Copy the lines below without any change, starting at the first line and ending at the line that contains "histogram-bar [368, 295, 381, 347]", with both of those lines included. Give only those lines.

===== DATASET CONTENT =====

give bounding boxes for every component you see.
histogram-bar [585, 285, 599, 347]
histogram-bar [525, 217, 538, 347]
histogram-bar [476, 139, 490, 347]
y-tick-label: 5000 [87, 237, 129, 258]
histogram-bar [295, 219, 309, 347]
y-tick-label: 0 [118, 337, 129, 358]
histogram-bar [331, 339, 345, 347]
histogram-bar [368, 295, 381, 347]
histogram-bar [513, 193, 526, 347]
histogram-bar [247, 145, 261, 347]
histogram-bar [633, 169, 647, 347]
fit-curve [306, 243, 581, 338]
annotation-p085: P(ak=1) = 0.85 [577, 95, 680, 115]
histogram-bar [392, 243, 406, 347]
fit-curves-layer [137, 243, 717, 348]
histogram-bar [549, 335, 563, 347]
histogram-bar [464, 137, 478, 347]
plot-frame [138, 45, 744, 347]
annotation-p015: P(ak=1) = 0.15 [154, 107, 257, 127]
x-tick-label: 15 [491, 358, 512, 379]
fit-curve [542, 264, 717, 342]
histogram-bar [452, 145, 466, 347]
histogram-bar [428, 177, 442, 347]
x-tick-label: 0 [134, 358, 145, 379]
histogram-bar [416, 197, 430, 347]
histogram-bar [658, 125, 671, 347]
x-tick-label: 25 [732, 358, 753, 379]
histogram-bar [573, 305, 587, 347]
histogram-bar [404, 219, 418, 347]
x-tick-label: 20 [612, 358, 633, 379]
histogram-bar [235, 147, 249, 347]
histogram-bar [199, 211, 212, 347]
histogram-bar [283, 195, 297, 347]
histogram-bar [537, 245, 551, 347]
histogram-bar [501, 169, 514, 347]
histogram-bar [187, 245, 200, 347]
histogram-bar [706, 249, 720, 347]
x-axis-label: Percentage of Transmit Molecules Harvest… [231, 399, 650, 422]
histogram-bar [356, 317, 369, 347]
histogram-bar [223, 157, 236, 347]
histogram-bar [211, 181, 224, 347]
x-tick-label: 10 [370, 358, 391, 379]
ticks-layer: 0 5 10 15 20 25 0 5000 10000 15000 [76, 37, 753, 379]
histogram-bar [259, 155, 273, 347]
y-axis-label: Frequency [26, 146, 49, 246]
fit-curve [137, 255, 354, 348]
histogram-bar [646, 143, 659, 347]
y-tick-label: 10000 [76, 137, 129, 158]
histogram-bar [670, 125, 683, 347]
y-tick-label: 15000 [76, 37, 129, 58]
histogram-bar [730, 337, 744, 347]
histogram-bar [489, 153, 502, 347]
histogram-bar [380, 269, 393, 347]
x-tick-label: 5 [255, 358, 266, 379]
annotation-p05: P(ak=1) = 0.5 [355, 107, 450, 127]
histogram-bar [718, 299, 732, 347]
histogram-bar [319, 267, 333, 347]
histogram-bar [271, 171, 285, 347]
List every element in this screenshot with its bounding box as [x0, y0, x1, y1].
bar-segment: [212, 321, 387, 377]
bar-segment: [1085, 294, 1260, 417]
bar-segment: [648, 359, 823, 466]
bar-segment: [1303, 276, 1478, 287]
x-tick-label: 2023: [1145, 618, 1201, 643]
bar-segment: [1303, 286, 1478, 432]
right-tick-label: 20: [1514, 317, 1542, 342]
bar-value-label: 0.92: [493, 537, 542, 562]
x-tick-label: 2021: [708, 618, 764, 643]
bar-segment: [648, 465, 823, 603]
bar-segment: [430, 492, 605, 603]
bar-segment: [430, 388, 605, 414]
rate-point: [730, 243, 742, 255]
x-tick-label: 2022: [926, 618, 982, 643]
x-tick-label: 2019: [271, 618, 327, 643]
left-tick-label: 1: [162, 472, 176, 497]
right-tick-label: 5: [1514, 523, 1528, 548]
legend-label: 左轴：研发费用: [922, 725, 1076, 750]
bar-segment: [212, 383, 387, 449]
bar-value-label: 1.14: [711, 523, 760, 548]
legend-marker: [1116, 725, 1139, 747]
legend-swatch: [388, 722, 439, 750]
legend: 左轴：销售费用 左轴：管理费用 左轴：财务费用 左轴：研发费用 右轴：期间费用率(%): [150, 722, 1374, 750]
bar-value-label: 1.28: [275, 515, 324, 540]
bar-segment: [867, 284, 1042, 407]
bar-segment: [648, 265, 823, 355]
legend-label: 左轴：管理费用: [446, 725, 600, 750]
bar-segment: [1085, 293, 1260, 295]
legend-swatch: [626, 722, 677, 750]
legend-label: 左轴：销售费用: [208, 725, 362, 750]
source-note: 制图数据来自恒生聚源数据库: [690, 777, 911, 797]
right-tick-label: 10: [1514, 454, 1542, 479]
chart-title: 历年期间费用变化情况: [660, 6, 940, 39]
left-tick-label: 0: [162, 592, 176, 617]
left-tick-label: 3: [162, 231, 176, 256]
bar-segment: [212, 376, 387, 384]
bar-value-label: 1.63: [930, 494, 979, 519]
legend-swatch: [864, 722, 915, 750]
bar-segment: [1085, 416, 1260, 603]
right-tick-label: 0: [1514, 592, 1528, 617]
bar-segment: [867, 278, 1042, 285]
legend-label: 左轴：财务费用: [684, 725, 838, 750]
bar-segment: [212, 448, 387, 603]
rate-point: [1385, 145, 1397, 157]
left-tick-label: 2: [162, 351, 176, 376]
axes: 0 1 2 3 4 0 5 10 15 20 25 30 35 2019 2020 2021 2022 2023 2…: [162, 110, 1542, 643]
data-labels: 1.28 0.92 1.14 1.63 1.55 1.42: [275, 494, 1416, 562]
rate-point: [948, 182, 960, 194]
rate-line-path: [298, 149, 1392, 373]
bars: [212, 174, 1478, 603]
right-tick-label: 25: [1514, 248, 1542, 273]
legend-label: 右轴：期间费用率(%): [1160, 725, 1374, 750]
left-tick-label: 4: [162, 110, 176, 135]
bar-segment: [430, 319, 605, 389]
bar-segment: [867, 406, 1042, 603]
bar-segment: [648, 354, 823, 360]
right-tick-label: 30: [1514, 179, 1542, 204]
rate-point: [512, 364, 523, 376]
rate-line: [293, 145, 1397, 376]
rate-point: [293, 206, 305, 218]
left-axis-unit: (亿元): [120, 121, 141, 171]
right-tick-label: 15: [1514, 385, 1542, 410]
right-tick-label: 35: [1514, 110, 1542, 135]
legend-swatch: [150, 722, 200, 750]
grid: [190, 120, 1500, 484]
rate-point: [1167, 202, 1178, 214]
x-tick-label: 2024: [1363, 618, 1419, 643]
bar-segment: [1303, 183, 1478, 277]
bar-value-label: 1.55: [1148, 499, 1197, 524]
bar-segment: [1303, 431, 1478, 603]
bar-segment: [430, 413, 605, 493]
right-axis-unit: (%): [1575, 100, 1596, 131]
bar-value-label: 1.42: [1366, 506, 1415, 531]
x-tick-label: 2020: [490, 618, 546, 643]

=====

**THE RESPONSE**
give bounding boxes for every component you see.
histogram-bar [585, 285, 599, 347]
histogram-bar [525, 217, 538, 347]
histogram-bar [476, 139, 490, 347]
y-tick-label: 5000 [87, 237, 129, 258]
histogram-bar [295, 219, 309, 347]
y-tick-label: 0 [118, 337, 129, 358]
histogram-bar [331, 339, 345, 347]
histogram-bar [368, 295, 381, 347]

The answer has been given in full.